Task brief: Check each line of the material, and show the ones that include the word "Drescher".

※ ※ ※

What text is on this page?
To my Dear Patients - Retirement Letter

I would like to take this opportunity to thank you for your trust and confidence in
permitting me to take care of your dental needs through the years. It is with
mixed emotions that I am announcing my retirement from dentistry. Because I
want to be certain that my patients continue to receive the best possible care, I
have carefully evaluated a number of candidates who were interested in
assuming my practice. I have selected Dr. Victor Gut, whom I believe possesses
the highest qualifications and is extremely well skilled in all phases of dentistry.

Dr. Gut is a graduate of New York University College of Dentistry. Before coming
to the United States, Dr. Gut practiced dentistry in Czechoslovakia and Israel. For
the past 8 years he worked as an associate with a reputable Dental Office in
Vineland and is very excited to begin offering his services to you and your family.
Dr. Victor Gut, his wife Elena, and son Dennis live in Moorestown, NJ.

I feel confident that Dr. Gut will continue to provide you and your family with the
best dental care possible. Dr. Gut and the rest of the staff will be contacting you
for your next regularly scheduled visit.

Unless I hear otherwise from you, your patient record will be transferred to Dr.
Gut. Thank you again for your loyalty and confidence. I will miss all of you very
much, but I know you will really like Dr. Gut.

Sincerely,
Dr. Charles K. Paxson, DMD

※ ※ ※

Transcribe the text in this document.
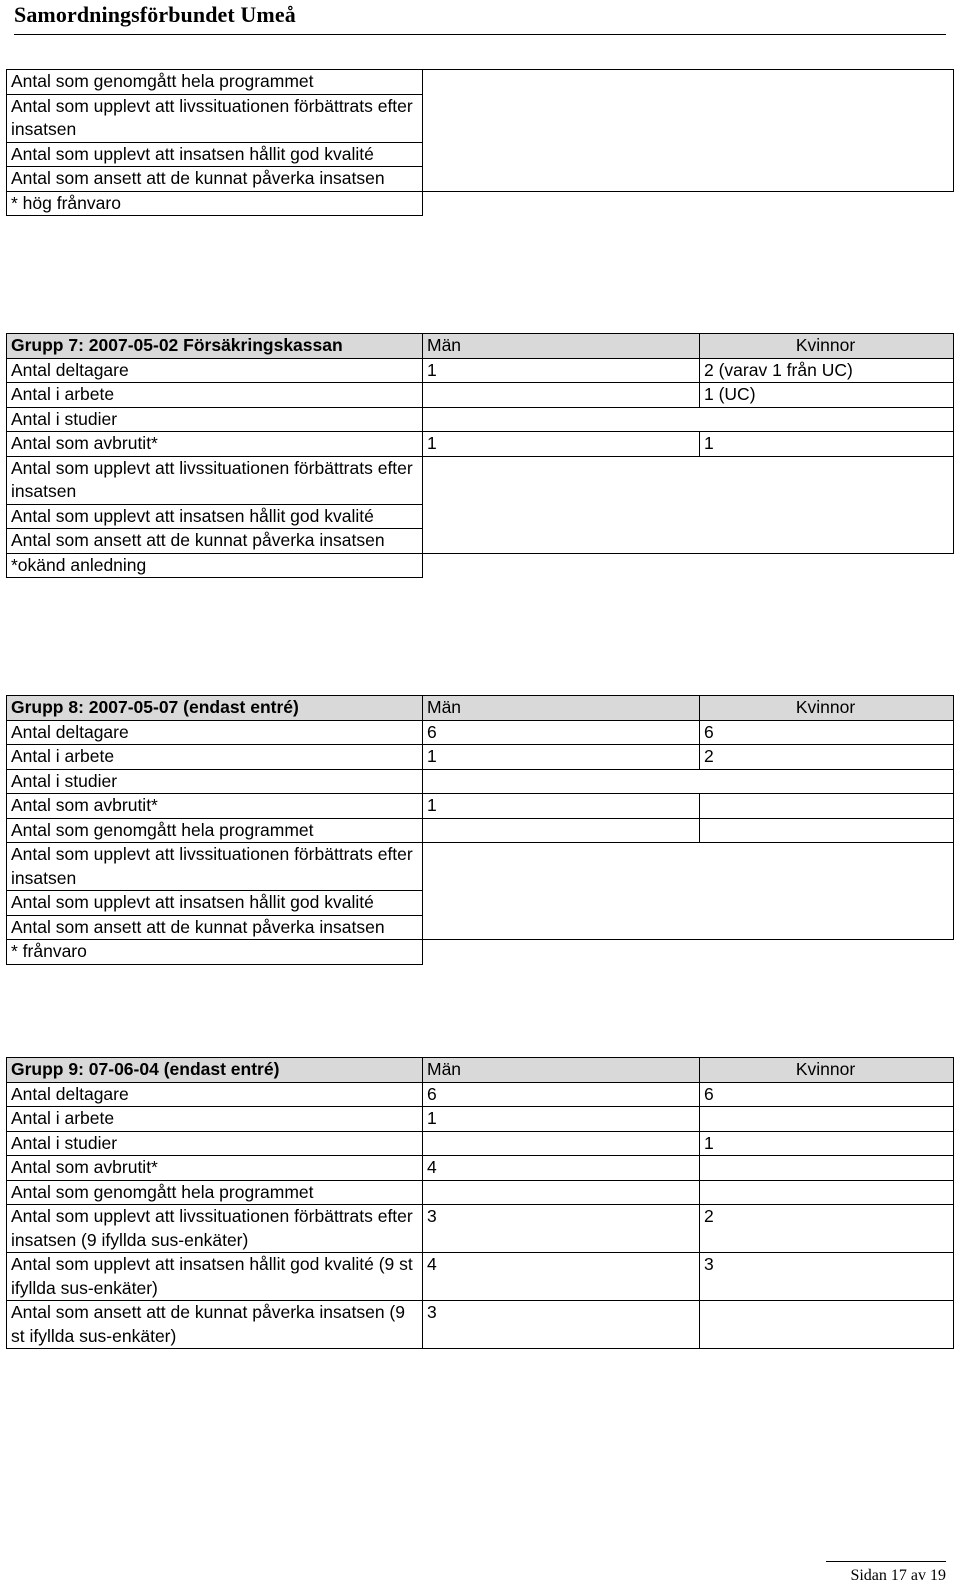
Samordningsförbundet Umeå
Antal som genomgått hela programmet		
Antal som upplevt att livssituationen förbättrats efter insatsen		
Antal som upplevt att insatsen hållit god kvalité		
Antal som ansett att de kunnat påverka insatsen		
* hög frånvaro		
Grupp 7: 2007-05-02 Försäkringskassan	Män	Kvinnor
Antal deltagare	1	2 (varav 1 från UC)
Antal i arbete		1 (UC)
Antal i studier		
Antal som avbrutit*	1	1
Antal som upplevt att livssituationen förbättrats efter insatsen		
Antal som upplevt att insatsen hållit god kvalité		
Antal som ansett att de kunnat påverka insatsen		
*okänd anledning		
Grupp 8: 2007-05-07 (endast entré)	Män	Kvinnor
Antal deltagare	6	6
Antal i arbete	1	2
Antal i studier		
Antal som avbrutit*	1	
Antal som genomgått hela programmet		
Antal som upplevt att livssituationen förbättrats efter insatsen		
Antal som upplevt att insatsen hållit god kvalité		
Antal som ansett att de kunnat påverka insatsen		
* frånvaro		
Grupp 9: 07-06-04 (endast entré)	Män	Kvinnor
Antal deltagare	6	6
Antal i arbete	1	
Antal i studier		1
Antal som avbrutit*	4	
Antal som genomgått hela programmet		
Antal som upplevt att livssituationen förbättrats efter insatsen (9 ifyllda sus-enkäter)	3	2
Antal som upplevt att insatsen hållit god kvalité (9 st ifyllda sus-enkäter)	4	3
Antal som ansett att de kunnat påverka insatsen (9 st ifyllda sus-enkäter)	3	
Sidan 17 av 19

※ ※ ※

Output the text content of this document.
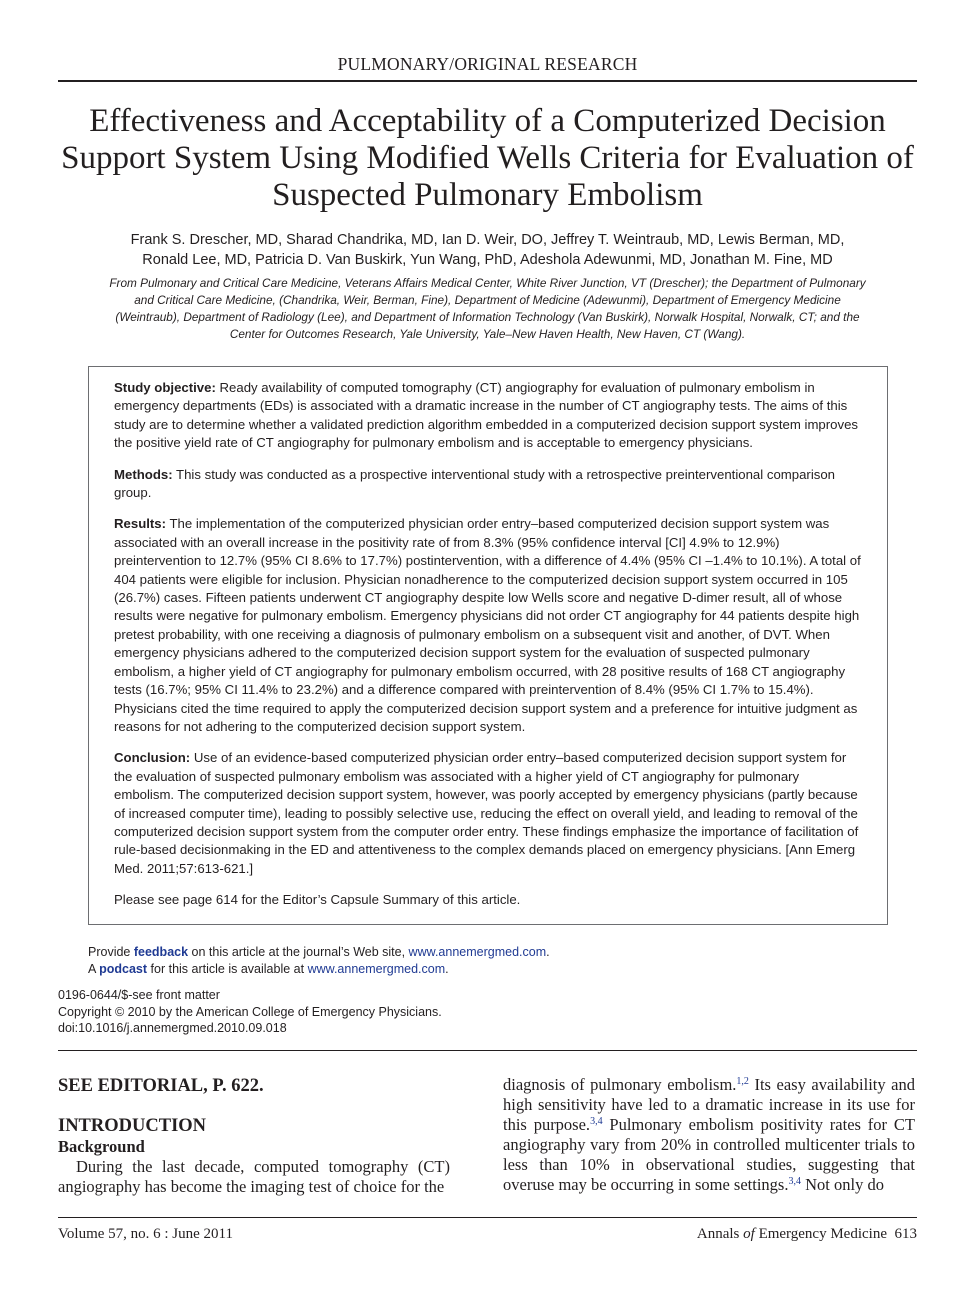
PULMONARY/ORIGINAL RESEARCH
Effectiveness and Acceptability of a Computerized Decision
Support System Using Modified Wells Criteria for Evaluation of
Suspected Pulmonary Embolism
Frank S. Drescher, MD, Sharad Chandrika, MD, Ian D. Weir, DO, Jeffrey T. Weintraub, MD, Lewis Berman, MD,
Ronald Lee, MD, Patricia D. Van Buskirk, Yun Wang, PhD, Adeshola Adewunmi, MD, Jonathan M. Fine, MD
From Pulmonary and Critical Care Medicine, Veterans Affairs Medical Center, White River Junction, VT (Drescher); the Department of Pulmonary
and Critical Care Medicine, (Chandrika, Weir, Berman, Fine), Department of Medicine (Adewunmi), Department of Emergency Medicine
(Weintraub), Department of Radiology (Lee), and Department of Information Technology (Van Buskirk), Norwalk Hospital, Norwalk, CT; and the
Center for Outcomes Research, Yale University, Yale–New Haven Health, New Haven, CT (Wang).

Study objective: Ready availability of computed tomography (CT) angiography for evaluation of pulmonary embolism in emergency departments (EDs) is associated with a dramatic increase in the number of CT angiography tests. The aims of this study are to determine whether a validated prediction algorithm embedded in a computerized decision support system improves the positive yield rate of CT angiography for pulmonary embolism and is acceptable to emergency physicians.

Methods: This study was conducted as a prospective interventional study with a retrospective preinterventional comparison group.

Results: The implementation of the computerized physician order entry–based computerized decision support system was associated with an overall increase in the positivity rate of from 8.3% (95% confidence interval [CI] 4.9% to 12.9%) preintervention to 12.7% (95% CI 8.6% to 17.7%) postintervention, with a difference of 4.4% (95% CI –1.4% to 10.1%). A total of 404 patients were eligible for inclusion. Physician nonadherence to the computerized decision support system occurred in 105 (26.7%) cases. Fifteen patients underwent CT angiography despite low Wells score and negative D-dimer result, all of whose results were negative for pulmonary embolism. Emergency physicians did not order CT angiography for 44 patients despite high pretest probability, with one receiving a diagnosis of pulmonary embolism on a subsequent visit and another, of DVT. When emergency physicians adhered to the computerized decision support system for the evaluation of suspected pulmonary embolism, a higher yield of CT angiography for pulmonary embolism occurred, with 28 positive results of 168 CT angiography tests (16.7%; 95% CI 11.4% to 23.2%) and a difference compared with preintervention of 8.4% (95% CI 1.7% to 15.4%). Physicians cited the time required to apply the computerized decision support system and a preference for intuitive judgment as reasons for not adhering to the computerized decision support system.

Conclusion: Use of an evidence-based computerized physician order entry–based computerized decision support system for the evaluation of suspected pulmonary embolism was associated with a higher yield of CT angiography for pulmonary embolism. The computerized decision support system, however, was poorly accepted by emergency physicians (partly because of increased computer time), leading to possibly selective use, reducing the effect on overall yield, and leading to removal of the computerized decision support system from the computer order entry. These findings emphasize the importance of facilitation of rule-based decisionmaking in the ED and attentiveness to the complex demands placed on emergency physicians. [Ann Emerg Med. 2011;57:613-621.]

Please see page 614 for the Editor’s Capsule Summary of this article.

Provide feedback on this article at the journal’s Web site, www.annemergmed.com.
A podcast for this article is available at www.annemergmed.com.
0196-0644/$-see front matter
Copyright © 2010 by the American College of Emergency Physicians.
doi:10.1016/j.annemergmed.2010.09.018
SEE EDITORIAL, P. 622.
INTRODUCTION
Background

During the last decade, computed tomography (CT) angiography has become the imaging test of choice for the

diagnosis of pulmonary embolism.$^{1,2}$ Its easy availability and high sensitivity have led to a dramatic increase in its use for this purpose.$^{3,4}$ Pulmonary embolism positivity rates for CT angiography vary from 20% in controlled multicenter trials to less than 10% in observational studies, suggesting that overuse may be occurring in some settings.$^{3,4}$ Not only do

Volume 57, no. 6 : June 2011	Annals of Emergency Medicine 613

※ ※ ※

Expected answer:
Frank S. Drescher, MD, Sharad Chandrika, MD, Ian D. Weir, DO, Jeffrey T. Weintraub, MD, Lewis Berman, MD,
From Pulmonary and Critical Care Medicine, Veterans Affairs Medical Center, White River Junction, VT (Drescher); the Department of Pulmonary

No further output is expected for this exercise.